*EXERCISE*
In the Trojan Horse testimony below, swap "calm" for "composed" and write the passage out again, beginning at the words "Until he got" and stopping after "became very upset.".

*SELECTED TEXT*
····················

Some of us still feel like refugees in our country and it is not supposed to be that way. The TRC asks what can we do to change this?

I hope I am wrong by saying this, but I feel that you can do very little if you cannot change people's attitudes, it is inborn, it is inbuilt. I don't know where you are going to start.

But this inbuilt hate. The Trojan Horse is one of the incidents that I photographed and was on the spot. I had to rush back to the Argus, I made the pictures and thank God I made a set of land line pictures, which without the knowledge of the editor or the picture editor, I deposited with the night staff of the syndicated department who then land lined photographs to the outside world.

The Argus has a system whereby photographs is land lined to overseas newspapers with which - you know agencies that they have that they work with, they use. I sent those photographs.

That was the 15th, the afternoon of the 15th and the evening of the 15th that I had sent those photographs via the land line systems, the morning of the 16th after the

first edition was published, I was shocked to see that the Trojan Horse had been relegated to page 3 and page 5 of the Argus.

There was nothing about the Trojan Horse, no photographs whatsoever. I enquired about it, it was just treated lightly as if, you know, meanwhile the rest of the world was up in arms over this killing.

I couldn't understand how a liberal paper, or so-called liberal rather paper, could do this. Could betray the citizens of South Africa, its readership.

They misinformed the public by not carrying stories and pictures. And they were certainly not laying to the Black, Coloured, Muslim, Indian, Asian whatever South Africans, they were laying to the White South Africans, by not carrying the news and that I told to the South African Society of Journalists of which I am a member and was a member. This name has changed now.

I told them that you are not laying to the Black and brown people, you are laying to yourselves by not carrying the news that you should have been carrying.

I had a run in with the editor of the Argus months later when he had called the Argus photographic team in to tell us that our photography was not so bad, but he did think that we should take more newsworthy pictures.

He went right around the table talking to the individual photographers who agreed and said yes, you know, sure, this is what we are going to do and that is what we are going to do.

Until he got to a colleague of me who is now deceased, Daan le Roux, who said, no wait, hold it, you had been getting these pictures and you have not been using them. He

then turned to me and said to me, how do you feel?

At that stage he was still calm. I said well I echoed the sentiments of Mr Le Roux. The man became so mad, he became very upset.

He said to me are you trying to tell me how to run this newspaper? I said no I am not, I can't tell you how to run it. It will be very silly of you to allow me to tell you how to run this newspaper. He said to me prove it to me, prove to me about this incident, the Trojan Horse.

I said well, on the 15th of October between ten to and five to five, 1985, there was an incident called the Trojan Horse which three people were killed. Photographs you have and on the morning of the 16th, a casper travelling in Spine Road, overturned and whilst the rest of the world was citing the Trojan Horse murder in the newspapers, you had treated an accident of a White South African soldier through his own negligence that had overturned this casper, as the front page story and basis of a picture on your front pages.

····················

*RECORD EXTRACTS*

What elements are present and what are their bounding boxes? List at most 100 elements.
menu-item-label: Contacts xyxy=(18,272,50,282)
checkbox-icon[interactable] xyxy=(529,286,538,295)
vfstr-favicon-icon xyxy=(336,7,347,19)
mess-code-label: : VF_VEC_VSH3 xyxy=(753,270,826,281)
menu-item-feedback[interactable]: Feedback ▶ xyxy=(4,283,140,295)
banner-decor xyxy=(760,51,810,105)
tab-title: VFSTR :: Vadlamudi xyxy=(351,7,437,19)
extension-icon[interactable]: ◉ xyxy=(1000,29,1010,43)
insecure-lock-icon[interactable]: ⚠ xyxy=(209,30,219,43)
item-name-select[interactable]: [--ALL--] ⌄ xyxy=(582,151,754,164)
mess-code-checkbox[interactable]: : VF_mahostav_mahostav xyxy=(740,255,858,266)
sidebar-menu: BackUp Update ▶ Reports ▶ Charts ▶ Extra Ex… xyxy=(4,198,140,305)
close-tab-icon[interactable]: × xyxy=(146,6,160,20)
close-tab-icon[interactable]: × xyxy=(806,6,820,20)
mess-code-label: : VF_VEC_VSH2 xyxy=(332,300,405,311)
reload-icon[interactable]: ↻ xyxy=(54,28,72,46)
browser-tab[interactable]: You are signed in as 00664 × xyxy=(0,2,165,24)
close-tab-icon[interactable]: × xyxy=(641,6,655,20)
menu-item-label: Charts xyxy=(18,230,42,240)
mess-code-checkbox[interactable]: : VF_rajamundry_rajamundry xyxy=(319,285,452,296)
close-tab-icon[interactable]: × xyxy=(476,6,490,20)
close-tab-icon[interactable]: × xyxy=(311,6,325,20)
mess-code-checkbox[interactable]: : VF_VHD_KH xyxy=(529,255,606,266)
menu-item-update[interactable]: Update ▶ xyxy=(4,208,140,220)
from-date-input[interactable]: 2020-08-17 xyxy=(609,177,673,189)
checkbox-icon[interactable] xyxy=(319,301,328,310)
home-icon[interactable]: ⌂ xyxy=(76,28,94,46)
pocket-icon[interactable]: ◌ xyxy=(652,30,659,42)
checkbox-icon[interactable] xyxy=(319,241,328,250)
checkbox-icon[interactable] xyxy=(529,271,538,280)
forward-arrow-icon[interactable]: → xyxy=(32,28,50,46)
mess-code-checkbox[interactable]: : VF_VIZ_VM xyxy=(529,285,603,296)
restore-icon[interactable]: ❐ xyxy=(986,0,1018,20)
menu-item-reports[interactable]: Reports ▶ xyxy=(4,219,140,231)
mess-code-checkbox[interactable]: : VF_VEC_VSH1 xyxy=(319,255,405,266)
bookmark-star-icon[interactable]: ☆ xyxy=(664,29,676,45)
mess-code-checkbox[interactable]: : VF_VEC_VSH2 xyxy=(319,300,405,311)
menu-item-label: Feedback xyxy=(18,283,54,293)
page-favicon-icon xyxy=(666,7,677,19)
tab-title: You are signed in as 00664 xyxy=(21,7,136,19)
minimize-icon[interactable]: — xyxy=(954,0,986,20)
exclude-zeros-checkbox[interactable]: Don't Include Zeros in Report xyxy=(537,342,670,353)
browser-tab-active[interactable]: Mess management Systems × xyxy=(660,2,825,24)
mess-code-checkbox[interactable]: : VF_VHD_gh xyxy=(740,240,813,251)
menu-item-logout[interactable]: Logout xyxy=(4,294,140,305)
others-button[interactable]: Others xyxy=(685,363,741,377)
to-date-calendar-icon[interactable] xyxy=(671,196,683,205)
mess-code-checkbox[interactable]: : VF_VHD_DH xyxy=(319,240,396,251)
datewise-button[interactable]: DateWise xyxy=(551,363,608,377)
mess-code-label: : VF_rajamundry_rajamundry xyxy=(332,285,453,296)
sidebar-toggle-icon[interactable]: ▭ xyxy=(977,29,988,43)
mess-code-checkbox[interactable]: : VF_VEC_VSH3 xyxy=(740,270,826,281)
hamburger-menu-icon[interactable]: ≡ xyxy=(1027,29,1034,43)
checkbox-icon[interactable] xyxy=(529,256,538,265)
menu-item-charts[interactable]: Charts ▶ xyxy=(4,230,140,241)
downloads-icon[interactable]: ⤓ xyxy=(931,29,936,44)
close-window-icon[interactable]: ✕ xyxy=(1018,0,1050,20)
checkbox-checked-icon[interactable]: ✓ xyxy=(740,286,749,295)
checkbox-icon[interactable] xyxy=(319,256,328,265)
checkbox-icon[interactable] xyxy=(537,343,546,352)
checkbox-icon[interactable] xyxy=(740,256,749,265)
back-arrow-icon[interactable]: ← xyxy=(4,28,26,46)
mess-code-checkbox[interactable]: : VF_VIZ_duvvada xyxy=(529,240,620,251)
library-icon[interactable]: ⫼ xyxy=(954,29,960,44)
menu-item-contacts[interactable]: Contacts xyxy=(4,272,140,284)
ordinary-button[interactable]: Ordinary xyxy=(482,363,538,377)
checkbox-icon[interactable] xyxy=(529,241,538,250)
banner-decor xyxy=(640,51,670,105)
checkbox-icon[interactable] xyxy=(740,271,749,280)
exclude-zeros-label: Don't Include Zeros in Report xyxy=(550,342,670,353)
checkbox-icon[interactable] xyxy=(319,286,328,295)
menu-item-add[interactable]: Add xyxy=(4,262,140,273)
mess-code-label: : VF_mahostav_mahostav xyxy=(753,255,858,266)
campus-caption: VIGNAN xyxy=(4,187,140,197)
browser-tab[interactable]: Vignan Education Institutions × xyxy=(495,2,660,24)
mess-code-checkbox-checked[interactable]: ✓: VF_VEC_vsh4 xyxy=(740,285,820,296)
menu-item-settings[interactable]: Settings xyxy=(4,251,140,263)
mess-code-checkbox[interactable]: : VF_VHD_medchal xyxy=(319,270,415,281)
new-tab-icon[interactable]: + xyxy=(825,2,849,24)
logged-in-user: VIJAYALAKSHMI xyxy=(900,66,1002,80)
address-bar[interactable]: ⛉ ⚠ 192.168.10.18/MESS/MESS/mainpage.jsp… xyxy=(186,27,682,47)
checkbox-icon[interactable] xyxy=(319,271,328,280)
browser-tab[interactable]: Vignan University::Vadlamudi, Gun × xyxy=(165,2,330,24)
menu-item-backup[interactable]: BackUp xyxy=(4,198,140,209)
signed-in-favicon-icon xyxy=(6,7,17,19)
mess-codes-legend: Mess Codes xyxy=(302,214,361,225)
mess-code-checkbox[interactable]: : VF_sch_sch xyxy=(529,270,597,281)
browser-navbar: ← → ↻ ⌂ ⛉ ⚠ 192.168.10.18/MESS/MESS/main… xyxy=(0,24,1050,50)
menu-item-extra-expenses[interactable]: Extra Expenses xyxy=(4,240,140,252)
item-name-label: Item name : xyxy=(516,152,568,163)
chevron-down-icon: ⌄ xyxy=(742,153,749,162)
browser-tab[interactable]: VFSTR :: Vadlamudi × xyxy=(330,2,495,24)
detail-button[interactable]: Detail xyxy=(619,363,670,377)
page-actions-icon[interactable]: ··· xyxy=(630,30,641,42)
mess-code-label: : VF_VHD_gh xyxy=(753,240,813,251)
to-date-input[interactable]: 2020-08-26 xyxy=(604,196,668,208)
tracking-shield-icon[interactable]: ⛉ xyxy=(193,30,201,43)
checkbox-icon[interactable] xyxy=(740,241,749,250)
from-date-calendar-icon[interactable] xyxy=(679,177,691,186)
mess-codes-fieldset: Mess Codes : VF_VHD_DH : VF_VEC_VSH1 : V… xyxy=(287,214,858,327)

····················

*RESPONSE TO THIS TASK*
Until he got to a colleague of me who is now deceased, Daan le Roux, who said, no wait, hold it, you had been getting these pictures and you have not been using them. He

then turned to me and said to me, how do you feel?

At that stage he was still composed. I said well I echoed the sentiments of Mr Le Roux. The man became so mad, he became very upset.